**Instructions for the task**. Find every line in the records below that contains the word "ATOMBTC", and copy each such line.

/---

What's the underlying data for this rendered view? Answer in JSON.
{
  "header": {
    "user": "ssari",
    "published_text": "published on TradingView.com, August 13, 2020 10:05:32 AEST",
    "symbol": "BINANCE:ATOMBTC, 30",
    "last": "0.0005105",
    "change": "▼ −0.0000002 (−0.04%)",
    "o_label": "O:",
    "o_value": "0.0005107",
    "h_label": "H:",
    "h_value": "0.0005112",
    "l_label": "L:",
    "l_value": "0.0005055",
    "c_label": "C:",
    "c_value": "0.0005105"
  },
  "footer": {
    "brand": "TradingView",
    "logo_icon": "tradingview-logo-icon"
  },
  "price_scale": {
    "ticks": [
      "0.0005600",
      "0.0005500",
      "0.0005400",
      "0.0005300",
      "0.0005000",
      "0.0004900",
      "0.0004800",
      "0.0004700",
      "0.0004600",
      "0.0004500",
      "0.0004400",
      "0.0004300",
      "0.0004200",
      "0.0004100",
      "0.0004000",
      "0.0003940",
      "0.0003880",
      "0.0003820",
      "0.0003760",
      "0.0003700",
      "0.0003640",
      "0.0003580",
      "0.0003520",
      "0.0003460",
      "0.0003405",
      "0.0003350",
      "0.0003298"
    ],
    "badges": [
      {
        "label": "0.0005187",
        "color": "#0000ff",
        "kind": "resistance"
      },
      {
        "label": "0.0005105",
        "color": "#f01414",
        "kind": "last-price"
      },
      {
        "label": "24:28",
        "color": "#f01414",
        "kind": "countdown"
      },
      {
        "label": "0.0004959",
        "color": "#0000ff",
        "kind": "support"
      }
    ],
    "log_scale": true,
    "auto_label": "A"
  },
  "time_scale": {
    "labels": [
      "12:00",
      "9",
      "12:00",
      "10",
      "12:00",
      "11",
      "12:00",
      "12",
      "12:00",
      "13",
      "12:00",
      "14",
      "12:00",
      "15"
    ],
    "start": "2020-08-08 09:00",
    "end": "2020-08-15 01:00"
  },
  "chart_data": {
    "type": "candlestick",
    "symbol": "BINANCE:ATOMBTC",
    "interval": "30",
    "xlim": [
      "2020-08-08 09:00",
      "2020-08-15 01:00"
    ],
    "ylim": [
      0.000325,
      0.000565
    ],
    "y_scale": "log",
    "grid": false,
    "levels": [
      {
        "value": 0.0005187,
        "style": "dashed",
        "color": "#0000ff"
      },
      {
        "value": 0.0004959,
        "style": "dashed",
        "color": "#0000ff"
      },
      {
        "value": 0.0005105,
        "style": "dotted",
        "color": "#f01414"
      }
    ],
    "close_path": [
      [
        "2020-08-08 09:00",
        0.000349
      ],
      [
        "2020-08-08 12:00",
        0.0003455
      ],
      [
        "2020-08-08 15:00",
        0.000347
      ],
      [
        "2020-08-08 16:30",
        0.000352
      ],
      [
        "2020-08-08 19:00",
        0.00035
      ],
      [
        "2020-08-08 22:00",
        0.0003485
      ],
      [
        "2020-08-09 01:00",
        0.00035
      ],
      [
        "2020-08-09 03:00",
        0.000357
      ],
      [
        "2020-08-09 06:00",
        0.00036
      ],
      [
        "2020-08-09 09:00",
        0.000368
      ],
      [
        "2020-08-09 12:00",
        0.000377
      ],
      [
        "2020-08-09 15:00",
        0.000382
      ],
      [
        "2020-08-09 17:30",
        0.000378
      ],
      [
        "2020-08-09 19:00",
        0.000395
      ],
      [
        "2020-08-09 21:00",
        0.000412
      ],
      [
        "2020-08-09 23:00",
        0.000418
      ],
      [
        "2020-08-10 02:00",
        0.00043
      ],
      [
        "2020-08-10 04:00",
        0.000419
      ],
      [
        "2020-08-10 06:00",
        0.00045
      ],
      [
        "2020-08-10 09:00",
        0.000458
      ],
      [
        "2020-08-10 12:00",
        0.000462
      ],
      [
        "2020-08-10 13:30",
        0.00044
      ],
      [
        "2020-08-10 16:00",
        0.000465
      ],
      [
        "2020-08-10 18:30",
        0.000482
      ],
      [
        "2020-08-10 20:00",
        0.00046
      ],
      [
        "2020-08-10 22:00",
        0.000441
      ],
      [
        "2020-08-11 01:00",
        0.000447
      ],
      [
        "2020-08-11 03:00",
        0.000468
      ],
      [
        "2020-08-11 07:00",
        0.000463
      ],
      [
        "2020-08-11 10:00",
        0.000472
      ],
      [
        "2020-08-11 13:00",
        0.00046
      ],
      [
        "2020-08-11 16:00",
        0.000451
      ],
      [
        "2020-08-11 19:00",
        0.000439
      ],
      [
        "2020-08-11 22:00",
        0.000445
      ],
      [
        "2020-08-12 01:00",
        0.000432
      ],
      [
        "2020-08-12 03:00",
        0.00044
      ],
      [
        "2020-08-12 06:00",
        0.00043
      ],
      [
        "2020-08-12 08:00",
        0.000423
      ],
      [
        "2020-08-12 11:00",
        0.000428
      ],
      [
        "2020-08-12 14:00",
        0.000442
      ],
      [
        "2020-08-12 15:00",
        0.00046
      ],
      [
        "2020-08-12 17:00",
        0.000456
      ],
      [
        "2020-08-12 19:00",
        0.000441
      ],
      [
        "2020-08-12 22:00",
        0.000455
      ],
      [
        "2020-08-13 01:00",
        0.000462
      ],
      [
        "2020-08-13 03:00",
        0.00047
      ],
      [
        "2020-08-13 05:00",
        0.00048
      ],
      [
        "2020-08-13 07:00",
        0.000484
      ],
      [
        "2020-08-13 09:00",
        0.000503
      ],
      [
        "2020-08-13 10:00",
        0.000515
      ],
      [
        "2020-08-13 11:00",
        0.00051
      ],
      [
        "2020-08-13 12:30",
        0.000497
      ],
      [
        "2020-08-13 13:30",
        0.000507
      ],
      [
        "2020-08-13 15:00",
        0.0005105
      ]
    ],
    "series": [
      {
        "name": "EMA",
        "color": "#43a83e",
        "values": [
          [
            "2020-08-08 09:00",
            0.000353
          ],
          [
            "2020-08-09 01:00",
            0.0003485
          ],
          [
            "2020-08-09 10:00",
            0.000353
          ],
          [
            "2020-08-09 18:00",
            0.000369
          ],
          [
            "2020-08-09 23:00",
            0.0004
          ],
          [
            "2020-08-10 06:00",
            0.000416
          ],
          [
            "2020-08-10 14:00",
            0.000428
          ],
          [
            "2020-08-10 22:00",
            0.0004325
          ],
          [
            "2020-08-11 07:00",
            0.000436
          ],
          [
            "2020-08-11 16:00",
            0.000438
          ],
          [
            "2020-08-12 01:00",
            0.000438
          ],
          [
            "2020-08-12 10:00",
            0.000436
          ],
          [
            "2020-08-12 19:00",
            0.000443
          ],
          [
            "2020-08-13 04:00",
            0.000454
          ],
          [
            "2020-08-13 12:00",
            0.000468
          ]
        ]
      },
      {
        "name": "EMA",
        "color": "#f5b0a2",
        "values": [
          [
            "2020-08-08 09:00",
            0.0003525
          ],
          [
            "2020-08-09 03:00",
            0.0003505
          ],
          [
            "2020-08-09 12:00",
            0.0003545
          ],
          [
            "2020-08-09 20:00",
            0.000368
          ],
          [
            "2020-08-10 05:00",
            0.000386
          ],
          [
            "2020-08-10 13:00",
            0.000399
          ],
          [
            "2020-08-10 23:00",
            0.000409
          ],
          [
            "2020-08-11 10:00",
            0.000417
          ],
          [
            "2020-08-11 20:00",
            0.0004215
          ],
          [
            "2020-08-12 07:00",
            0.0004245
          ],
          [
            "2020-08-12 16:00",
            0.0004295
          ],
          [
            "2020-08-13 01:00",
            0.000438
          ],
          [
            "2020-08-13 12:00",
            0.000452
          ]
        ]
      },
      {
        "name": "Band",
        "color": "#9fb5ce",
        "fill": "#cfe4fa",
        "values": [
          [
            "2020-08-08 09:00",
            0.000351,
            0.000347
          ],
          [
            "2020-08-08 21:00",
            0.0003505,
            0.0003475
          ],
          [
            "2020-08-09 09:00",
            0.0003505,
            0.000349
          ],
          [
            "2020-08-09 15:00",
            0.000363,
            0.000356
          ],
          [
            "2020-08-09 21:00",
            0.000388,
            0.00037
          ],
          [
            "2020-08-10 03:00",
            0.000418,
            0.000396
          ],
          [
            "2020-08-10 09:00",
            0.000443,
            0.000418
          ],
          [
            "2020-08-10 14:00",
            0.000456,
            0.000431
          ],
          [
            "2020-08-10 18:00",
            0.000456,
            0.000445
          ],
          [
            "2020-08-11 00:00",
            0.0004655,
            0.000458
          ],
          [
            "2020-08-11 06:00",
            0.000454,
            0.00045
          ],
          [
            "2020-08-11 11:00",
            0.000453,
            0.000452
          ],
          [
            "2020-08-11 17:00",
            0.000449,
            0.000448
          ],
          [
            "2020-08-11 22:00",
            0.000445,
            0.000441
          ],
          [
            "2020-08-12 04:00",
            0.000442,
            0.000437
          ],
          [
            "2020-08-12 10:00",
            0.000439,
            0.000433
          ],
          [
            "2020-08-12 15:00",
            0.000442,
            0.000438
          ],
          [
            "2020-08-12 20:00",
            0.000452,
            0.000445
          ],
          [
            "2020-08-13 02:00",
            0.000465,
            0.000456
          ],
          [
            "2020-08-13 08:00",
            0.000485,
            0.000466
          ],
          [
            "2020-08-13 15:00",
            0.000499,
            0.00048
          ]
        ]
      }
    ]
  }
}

\---

**Exercise output**.
    "symbol": "BINANCE:ATOMBTC, 30",
    "symbol": "BINANCE:ATOMBTC",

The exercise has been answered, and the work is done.